## Exercise description
Extract the full set of records that follows, word for word.

[START The data]

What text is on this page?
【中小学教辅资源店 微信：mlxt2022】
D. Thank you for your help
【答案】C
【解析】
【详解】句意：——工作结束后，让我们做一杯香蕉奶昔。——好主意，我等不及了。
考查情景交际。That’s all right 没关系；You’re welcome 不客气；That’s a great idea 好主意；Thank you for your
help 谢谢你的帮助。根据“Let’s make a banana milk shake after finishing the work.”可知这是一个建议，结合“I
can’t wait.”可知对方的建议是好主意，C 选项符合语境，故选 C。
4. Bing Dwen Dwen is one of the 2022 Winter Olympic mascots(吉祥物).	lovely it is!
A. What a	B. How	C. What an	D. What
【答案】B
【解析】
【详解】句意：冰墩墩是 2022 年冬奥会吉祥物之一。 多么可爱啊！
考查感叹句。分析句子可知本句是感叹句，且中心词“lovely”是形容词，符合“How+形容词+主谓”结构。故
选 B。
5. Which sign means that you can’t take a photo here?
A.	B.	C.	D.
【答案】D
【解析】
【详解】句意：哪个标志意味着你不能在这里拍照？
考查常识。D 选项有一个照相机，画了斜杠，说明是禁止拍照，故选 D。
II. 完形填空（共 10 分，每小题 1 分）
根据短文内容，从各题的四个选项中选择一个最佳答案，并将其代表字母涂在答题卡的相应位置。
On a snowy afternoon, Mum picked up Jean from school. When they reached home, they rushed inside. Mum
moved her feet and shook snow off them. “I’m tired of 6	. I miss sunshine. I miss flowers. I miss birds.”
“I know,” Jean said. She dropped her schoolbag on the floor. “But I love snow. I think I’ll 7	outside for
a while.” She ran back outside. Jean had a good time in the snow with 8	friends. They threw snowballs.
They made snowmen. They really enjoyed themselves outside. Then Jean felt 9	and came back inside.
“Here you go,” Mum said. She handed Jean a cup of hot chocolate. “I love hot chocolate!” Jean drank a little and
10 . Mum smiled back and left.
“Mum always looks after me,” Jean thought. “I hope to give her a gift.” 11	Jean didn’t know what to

[END The data]

## Result for this exercise
What text is on this page?
【中小学教辅资源店 微信：mlxt2022】
D. Thank you for your help
【答案】C
【解析】
【详解】句意：——工作结束后，让我们做一杯香蕉奶昔。——好主意，我等不及了。
考查情景交际。That’s all right 没关系；You’re welcome 不客气；That’s a great idea 好主意；Thank you for your
help 谢谢你的帮助。根据“Let’s make a banana milk shake after finishing the work.”可知这是一个建议，结合“I
can’t wait.”可知对方的建议是好主意，C 选项符合语境，故选 C。
4. Bing Dwen Dwen is one of the 2022 Winter Olympic mascots(吉祥物).	lovely it is!
A. What a	B. How	C. What an	D. What
【答案】B
【解析】
【详解】句意：冰墩墩是 2022 年冬奥会吉祥物之一。 多么可爱啊！
考查感叹句。分析句子可知本句是感叹句，且中心词“lovely”是形容词，符合“How+形容词+主谓”结构。故
选 B。
5. Which sign means that you can’t take a photo here?
A.	B.	C.	D.
【答案】D
【解析】
【详解】句意：哪个标志意味着你不能在这里拍照？
考查常识。D 选项有一个照相机，画了斜杠，说明是禁止拍照，故选 D。
II. 完形填空（共 10 分，每小题 1 分）
根据短文内容，从各题的四个选项中选择一个最佳答案，并将其代表字母涂在答题卡的相应位置。
On a snowy afternoon, Mum picked up Jean from school. When they reached home, they rushed inside. Mum
moved her feet and shook snow off them. “I’m tired of 6	. I miss sunshine. I miss flowers. I miss birds.”
“I know,” Jean said. She dropped her schoolbag on the floor. “But I love snow. I think I’ll 7	outside for
a while.” She ran back outside. Jean had a good time in the snow with 8	friends. They threw snowballs.
They made snowmen. They really enjoyed themselves outside. Then Jean felt 9	and came back inside.
“Here you go,” Mum said. She handed Jean a cup of hot chocolate. “I love hot chocolate!” Jean drank a little and
10 . Mum smiled back and left.
“Mum always looks after me,” Jean thought. “I hope to give her a gift.” 11	Jean didn’t know what to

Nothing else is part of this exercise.